WHAT IS REQUIRED >>
Extract the lines that carry the string "None" from the listing.
— BEGIN STORED RECORDS —
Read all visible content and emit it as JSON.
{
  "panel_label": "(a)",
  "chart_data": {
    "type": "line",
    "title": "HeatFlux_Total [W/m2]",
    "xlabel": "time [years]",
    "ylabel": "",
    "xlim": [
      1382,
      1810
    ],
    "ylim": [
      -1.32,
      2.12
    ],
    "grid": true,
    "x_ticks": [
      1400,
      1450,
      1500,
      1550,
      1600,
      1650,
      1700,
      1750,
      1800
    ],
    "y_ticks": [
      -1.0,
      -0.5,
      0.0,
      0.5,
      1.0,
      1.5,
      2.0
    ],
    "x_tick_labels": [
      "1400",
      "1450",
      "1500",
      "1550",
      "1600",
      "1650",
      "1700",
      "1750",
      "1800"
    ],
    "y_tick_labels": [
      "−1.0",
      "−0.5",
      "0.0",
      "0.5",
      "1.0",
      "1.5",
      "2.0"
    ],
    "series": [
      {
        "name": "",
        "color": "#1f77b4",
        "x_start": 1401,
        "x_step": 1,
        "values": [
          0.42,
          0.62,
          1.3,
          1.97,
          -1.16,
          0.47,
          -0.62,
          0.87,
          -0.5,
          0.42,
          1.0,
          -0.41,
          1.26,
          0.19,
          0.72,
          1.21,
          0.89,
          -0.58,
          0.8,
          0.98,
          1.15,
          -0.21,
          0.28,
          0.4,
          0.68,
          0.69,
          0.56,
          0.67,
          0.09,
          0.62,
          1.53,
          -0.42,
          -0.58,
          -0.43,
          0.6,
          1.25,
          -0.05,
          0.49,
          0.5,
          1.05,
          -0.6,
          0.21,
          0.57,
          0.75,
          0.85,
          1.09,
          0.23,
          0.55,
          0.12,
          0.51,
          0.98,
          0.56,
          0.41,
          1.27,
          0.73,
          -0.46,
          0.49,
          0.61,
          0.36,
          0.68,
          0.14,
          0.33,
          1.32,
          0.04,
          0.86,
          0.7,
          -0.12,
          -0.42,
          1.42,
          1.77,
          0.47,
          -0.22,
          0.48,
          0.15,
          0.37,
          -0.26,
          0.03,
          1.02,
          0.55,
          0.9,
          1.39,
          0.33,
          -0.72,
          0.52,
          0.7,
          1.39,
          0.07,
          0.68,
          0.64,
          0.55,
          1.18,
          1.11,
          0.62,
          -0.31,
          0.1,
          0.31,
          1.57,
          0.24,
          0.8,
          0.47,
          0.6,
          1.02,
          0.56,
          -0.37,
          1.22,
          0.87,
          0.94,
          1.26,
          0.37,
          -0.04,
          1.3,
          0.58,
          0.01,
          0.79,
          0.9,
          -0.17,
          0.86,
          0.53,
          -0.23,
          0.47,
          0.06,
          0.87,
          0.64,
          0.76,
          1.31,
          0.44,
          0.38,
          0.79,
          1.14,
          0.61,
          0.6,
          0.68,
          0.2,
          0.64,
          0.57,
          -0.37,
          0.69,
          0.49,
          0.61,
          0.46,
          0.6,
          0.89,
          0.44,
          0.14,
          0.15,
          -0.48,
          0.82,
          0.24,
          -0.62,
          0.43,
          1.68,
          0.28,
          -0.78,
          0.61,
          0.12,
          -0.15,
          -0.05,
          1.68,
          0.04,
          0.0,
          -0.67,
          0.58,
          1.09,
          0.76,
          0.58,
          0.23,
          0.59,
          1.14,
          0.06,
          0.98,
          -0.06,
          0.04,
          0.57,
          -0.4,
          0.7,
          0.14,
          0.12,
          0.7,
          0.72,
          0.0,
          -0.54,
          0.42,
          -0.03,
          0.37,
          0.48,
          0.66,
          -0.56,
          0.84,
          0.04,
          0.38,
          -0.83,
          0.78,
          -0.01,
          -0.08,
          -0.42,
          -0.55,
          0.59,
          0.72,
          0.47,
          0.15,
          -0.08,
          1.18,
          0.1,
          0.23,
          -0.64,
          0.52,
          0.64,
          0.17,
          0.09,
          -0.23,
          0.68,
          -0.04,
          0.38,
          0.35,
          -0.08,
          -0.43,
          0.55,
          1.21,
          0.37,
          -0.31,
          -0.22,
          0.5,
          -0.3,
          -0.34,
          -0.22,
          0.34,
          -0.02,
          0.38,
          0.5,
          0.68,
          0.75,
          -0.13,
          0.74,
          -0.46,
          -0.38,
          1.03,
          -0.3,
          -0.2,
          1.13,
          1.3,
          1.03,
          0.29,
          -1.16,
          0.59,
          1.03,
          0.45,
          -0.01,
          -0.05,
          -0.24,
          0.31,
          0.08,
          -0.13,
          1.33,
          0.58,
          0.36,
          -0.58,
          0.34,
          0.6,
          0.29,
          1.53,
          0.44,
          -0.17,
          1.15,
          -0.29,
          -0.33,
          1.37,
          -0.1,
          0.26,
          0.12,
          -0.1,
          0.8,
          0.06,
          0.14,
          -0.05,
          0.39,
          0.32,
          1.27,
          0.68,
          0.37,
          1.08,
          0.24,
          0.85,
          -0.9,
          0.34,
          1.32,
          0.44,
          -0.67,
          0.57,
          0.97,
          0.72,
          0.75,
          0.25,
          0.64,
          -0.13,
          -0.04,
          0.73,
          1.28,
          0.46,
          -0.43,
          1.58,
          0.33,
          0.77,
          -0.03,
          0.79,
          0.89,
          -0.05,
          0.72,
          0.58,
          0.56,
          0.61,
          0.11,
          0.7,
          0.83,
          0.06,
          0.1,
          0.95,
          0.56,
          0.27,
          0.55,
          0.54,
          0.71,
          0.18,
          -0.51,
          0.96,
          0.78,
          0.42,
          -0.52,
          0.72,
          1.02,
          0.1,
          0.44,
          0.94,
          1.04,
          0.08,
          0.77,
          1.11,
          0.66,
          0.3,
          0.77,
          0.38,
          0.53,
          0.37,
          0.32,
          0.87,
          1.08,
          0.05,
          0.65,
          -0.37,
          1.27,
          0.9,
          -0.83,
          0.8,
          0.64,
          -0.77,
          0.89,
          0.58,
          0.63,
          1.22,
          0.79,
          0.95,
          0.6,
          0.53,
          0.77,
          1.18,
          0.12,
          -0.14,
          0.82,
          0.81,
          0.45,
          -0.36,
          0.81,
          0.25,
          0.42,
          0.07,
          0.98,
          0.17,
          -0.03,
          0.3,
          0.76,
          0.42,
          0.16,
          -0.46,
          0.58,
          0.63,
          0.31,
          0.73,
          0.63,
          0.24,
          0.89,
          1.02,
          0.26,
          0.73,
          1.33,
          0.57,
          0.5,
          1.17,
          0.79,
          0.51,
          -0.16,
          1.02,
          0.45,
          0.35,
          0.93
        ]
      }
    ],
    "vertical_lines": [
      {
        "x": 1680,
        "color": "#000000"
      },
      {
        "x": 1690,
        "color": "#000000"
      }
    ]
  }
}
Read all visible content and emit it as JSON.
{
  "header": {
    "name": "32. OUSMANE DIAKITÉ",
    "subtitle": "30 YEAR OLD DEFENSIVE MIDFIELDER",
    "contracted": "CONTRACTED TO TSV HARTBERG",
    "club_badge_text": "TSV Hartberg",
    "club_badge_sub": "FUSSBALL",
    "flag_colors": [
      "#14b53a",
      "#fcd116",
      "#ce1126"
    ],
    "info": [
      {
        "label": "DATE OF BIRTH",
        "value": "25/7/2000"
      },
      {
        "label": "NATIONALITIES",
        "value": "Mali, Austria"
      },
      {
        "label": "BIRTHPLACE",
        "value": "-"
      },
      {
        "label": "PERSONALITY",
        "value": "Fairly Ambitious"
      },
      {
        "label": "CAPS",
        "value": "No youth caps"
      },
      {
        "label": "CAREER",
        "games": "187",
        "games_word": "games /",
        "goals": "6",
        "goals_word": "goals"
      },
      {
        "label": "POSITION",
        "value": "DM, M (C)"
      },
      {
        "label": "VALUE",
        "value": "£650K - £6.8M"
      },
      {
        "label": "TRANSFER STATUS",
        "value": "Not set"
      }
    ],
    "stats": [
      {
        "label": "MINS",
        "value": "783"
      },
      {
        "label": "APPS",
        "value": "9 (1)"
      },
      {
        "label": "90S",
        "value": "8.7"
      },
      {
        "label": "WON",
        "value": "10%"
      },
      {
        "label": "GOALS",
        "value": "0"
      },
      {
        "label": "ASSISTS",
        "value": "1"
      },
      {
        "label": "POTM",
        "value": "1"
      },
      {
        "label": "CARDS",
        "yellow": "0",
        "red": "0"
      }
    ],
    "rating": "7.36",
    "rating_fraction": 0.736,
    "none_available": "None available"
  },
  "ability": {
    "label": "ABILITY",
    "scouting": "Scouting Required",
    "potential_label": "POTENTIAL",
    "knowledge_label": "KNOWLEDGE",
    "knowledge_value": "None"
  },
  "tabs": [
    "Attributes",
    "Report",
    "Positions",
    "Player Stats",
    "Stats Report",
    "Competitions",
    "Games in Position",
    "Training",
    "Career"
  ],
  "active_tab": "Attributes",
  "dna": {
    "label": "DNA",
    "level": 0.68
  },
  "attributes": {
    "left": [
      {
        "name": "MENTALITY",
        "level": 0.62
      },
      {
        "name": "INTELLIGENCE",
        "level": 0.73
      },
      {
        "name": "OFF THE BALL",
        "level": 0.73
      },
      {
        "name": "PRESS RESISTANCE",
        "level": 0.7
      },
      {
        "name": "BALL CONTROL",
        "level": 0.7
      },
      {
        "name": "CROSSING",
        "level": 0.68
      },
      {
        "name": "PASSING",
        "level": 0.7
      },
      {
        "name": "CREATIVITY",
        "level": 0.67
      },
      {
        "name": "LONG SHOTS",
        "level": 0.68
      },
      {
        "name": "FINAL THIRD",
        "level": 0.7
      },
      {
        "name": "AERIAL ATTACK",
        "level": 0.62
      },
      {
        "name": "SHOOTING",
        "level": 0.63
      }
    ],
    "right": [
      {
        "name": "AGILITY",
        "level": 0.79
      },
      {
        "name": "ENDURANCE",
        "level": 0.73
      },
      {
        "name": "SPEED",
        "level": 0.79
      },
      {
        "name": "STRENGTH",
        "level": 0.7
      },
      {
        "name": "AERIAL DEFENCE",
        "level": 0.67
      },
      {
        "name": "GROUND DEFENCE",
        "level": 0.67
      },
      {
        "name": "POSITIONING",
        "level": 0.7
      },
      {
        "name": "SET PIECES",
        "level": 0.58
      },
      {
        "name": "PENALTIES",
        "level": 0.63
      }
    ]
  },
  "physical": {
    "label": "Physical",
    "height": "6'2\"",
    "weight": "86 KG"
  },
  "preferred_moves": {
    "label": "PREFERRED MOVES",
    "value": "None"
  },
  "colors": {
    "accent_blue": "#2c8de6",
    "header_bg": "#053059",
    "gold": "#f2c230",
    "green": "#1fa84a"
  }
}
— END STORED RECORDS —
COMPLETE ANSWER >>
    "none_available": "None available"
    "knowledge_value": "None"
    "value": "None"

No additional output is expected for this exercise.